■ Stated task
The records that follow must be repeated verbatim, every one of them.

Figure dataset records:
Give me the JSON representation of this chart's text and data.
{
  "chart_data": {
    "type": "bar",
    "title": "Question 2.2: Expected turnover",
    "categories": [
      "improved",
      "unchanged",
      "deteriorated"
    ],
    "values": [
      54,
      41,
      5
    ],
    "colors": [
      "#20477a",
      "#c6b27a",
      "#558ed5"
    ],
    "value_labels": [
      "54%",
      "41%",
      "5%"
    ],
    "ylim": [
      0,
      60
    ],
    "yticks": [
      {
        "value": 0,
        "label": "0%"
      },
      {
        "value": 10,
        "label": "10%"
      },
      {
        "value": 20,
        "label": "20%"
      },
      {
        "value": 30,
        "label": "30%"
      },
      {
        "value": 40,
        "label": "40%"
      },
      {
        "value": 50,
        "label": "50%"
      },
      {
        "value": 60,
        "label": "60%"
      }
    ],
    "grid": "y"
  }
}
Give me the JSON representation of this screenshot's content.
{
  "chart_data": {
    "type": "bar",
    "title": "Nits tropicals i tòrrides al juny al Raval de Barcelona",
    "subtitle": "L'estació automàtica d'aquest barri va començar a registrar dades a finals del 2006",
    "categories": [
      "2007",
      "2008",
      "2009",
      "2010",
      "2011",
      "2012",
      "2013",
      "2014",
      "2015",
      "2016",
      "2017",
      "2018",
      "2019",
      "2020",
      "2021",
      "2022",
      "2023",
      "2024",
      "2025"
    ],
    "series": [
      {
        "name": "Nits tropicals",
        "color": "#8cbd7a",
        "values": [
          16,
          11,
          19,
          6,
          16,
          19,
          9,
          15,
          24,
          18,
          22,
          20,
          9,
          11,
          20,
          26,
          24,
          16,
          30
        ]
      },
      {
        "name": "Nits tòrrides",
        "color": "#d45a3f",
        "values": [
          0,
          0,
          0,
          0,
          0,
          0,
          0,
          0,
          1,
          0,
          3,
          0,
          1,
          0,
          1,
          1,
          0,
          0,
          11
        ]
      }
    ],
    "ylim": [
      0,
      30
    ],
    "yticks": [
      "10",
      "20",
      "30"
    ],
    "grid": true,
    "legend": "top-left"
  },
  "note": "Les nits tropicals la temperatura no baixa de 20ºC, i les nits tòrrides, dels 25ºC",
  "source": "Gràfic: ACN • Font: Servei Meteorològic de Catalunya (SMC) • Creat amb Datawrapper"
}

■ Full solution
Give me the JSON representation of this chart's text and data.
{
  "chart_data": {
    "type": "bar",
    "title": "Question 2.2: Expected turnover",
    "categories": [
      "improved",
      "unchanged",
      "deteriorated"
    ],
    "values": [
      54,
      41,
      5
    ],
    "colors": [
      "#20477a",
      "#c6b27a",
      "#558ed5"
    ],
    "value_labels": [
      "54%",
      "41%",
      "5%"
    ],
    "ylim": [
      0,
      60
    ],
    "yticks": [
      {
        "value": 0,
        "label": "0%"
      },
      {
        "value": 10,
        "label": "10%"
      },
      {
        "value": 20,
        "label": "20%"
      },
      {
        "value": 30,
        "label": "30%"
      },
      {
        "value": 40,
        "label": "40%"
      },
      {
        "value": 50,
        "label": "50%"
      },
      {
        "value": 60,
        "label": "60%"
      }
    ],
    "grid": "y"
  }
}
Give me the JSON representation of this screenshot's content.
{
  "chart_data": {
    "type": "bar",
    "title": "Nits tropicals i tòrrides al juny al Raval de Barcelona",
    "subtitle": "L'estació automàtica d'aquest barri va començar a registrar dades a finals del 2006",
    "categories": [
      "2007",
      "2008",
      "2009",
      "2010",
      "2011",
      "2012",
      "2013",
      "2014",
      "2015",
      "2016",
      "2017",
      "2018",
      "2019",
      "2020",
      "2021",
      "2022",
      "2023",
      "2024",
      "2025"
    ],
    "series": [
      {
        "name": "Nits tropicals",
        "color": "#8cbd7a",
        "values": [
          16,
          11,
          19,
          6,
          16,
          19,
          9,
          15,
          24,
          18,
          22,
          20,
          9,
          11,
          20,
          26,
          24,
          16,
          30
        ]
      },
      {
        "name": "Nits tòrrides",
        "color": "#d45a3f",
        "values": [
          0,
          0,
          0,
          0,
          0,
          0,
          0,
          0,
          1,
          0,
          3,
          0,
          1,
          0,
          1,
          1,
          0,
          0,
          11
        ]
      }
    ],
    "ylim": [
      0,
      30
    ],
    "yticks": [
      "10",
      "20",
      "30"
    ],
    "grid": true,
    "legend": "top-left"
  },
  "note": "Les nits tropicals la temperatura no baixa de 20ºC, i les nits tòrrides, dels 25ºC",
  "source": "Gràfic: ACN • Font: Servei Meteorològic de Catalunya (SMC) • Creat amb Datawrapper"
}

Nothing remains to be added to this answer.